Hablamos de algo un poco más complejo y difícil de medir, como el porcentaje del PIB que dedicamos a financiar la miríada de planes y programas que hemos diseñado para combatir la pobreza, pero sumado también al enorme coste que significa mantener a la burocracia especializada que gestiona estos programas; a lo que nos cuesta la baja productividad laboral adulta de los niños que han crecido en la pobreza; al dinero que gastamos en justicia y en programas de resocialización para niños que cuando son jóvenes cometen delitos; a las cantidades que destinamos a la atención de la salud de unas personas que, habiendo vivido casi toda su vida en la pobreza, llegan a adultos mayores con mala salud.
A ello hay que sumar otros costes a los que no relacionamos directa e inmediatamente con la pobreza, como el de la corrupción (que viene en el mismo paquete del modelo de Estado del Bienestar que se elija, bien sea el de seguridad de Bismarck o el de equidad de Paine), el del clientelismo político, el de la concentración de poder, el de la inflación, y los que aparecen relacionados con la pérdida de libertades, la creciente desigualdad social y la ausencia de calidad de vida democrática en un sistema que lucha contra la pobreza, pero con las herramientas equivocadas.
Encontrar ese porcentaje es tarea de titanes, sin dudas. Mucho más dura, si cabe, cuando advertimos que, por razones que no son muy difíciles de explicar, la pobreza aparece delante de nuestros ojos más como un problema moral o político que como un desafío económico.
Una sola cosa parece cierta y de allí deberíamos partir para mirar este asunto con nuevos ojos: si las personas y las familias son consideradas «pobres» cuando no tienen dinero suficiente para vivir, la solución -la única posible- sería proporcionarles el dinero que necesitan.
Hasta ahora y desde hace unos dos siglos y medio, la solución de los gobiernos para este problema tan elemental no consiste en darles dinero directamente, sino en hacer realidad la sentencia bíblica de «ganarás el pan con el sudor de tu frente». Es decir, que la solución pasa por empujar a las personas necesitadas de dinero a salir al mercado de trabajo para que se procuren allí las rentas a las que aspiran. El mayor incentivo que hasta hace algunos años tenían las personas para hacerlo -dejando a un lado el de las rentas- era la seguridad y la estabilidad de su trabajo. Pero esa seguridad ha desaparecido casi por completo, excepto para un puñado de trabajadores que gozan de algún privilegio, como los empleados públicos, cuya contribución a la riqueza cada vez es menor.

ENUNCIADO: Según el fragmento sobre el coste de la pobreza, ¿cuál sería la única solución posible si se considera pobres a quienes no tienen dinero suficiente para vivir?

MATERIAL:
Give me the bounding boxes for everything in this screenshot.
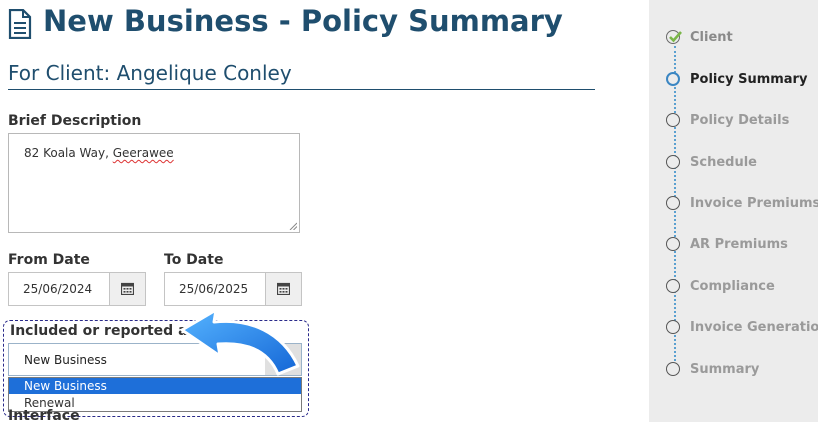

RESPUESTA CORRECTA: Proporcionarles el dinero que necesitan.